WORK TO DO: From the entries below, extract every line that includes the word "UVEL".

(Records from a collection)
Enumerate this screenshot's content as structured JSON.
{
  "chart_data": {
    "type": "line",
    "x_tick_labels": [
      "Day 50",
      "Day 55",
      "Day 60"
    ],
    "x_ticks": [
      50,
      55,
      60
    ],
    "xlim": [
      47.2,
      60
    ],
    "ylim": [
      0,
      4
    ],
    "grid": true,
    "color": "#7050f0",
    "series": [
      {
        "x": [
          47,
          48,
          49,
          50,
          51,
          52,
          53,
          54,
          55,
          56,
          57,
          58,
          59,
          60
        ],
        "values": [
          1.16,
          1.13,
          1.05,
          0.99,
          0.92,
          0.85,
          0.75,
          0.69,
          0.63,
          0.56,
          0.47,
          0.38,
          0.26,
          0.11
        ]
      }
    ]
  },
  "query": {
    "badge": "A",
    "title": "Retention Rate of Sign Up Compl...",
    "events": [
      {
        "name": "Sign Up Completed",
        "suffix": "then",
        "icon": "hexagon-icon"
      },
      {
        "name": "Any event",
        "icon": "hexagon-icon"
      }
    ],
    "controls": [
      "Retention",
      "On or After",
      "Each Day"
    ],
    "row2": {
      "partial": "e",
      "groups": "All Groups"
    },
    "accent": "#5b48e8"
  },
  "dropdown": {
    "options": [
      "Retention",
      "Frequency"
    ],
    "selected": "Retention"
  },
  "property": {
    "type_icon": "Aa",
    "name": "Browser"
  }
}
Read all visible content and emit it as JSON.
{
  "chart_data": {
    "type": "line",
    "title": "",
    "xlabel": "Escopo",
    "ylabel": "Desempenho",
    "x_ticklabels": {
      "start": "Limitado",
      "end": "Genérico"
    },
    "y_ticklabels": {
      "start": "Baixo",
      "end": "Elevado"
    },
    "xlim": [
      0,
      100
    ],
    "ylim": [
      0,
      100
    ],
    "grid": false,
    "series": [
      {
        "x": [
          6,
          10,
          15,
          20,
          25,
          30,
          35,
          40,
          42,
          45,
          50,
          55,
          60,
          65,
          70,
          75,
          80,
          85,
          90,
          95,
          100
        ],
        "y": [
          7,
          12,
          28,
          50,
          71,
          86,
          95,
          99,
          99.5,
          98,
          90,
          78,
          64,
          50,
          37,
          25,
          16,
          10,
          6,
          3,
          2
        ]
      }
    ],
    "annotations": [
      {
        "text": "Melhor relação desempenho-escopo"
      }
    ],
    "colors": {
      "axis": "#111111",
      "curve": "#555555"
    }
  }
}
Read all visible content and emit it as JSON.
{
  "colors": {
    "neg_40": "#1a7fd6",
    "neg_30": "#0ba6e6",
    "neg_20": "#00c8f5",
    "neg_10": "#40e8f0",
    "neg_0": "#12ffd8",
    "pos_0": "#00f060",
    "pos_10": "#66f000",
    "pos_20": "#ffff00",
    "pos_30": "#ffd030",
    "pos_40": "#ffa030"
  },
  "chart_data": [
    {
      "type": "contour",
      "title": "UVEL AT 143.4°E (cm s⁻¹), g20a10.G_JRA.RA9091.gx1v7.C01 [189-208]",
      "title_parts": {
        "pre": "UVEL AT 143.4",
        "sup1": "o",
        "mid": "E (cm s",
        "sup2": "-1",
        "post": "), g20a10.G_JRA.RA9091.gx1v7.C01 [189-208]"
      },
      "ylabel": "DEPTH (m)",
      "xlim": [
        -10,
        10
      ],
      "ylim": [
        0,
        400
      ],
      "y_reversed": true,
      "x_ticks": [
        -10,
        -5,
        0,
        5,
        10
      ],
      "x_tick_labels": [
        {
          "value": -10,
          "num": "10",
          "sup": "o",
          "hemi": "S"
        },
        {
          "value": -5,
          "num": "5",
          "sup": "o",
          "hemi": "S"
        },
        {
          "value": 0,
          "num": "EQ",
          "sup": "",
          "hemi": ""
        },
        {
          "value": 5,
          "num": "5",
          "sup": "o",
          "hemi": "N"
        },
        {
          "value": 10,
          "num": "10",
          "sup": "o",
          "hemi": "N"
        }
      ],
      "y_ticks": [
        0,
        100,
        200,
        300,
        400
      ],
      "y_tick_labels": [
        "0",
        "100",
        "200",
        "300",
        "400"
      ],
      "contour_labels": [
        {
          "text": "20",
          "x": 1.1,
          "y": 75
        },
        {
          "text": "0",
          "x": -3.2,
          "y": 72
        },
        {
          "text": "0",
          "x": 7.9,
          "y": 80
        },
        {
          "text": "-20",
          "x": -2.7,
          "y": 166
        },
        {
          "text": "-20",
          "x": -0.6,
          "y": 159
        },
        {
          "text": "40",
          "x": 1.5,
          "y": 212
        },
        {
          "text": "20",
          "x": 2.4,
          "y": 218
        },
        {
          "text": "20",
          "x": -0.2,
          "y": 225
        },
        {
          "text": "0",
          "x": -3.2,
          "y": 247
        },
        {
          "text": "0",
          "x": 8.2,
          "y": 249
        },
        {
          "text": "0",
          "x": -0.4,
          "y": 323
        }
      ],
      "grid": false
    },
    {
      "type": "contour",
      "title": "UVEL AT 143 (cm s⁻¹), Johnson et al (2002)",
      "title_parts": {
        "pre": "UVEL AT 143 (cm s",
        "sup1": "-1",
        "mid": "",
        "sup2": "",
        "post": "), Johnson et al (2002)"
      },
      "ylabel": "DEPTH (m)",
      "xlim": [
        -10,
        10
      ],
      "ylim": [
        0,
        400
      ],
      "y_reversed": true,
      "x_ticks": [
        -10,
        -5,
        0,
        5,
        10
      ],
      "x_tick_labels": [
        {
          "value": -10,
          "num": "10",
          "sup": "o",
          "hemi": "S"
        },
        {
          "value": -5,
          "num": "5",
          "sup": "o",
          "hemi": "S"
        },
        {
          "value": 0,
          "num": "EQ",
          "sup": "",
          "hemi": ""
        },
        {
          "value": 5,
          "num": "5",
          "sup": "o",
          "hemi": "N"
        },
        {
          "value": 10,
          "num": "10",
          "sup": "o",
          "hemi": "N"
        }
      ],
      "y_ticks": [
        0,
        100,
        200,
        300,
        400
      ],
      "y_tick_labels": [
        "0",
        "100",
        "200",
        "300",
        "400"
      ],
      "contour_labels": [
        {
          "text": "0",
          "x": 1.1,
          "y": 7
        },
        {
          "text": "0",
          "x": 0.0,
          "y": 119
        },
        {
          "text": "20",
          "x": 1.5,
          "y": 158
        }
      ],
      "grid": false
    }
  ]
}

TASK SOLUTION:
      "title": "UVEL AT 143.4°E (cm s⁻¹), g20a10.G_JRA.RA9091.gx1v7.C01 [189-208]",
        "pre": "UVEL AT 143.4",
      "title": "UVEL AT 143 (cm s⁻¹), Johnson et al (2002)",
        "pre": "UVEL AT 143 (cm s",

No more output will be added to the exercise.